DESCRIPTION OF THE TASK |
Write out every line of the material as it stands, apart from the pictures.

EXTRACTED DATA |

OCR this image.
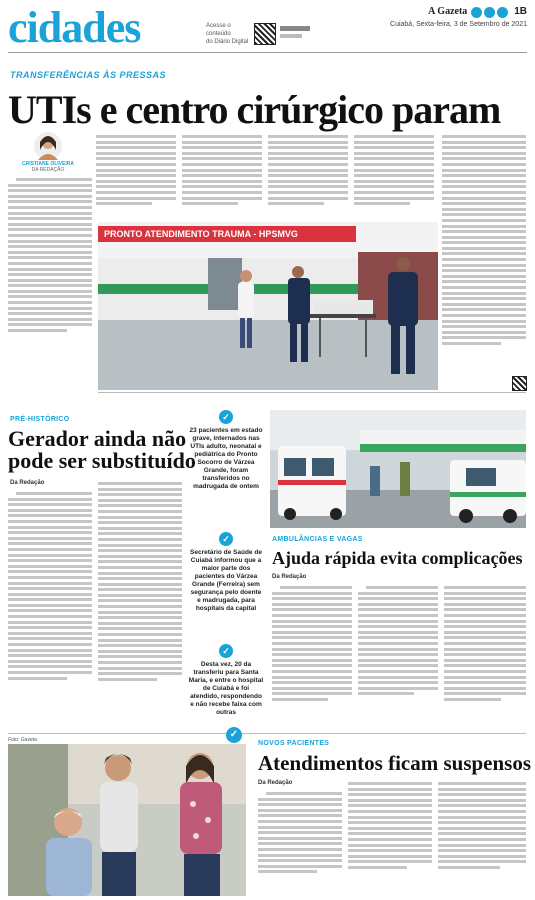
cidades	Acesse o conteúdo
do Diário Digital
A Gazeta	1B
Cuiabá, Sexta-feira, 3 de Setembro de 2021
TRANSFERÊNCIAS ÀS PRESSAS
UTIs e centro cirúrgico param
CRISTIANE OLIVEIRA
DA REDAÇÃO
PRONTO ATENDIMENTO TRAUMA - HPSMVG
PRÉ-HISTÓRICO
Gerador ainda não pode ser substituído
Da Redação
✓
23 pacientes em estado grave, internados nas UTIs adulto, neonatal e pediátrica do Pronto Socorro de Várzea Grande, foram transferidos no madrugada de ontem
✓
Secretário de Saúde de Cuiabá informou que a maior parte dos pacientes do Várzea Grande (Ferreira) sem segurança pelo doente e madrugada, para hospitais da capital
✓
Desta vez, 20 da transferiu para Santa Maria, e entre o hospital de Cuiabá e foi atendido, respondendo e não recebe faixa com outras
AMBULÂNCIAS E VAGAS
Ajuda rápida evita complicações
Da Redação
Foto: Gazeta	✓
NOVOS PACIENTES
Atendimentos ficam suspensos
Da Redação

RESULT OF THIS TASK |
OCR this image.
cidades	Acesse o conteúdo
do Diário Digital
A Gazeta	1B
Cuiabá, Sexta-feira, 3 de Setembro de 2021
TRANSFERÊNCIAS ÀS PRESSAS
UTIs e centro cirúrgico param
CRISTIANE OLIVEIRA
DA REDAÇÃO
PRONTO ATENDIMENTO TRAUMA - HPSMVG
PRÉ-HISTÓRICO
Gerador ainda não pode ser substituído
Da Redação
✓
23 pacientes em estado grave, internados nas UTIs adulto, neonatal e pediátrica do Pronto Socorro de Várzea Grande, foram transferidos no madrugada de ontem
✓
Secretário de Saúde de Cuiabá informou que a maior parte dos pacientes do Várzea Grande (Ferreira) sem segurança pelo doente e madrugada, para hospitais da capital
✓
Desta vez, 20 da transferiu para Santa Maria, e entre o hospital de Cuiabá e foi atendido, respondendo e não recebe faixa com outras
AMBULÂNCIAS E VAGAS
Ajuda rápida evita complicações
Da Redação
Foto: Gazeta	✓
NOVOS PACIENTES
Atendimentos ficam suspensos
Da Redação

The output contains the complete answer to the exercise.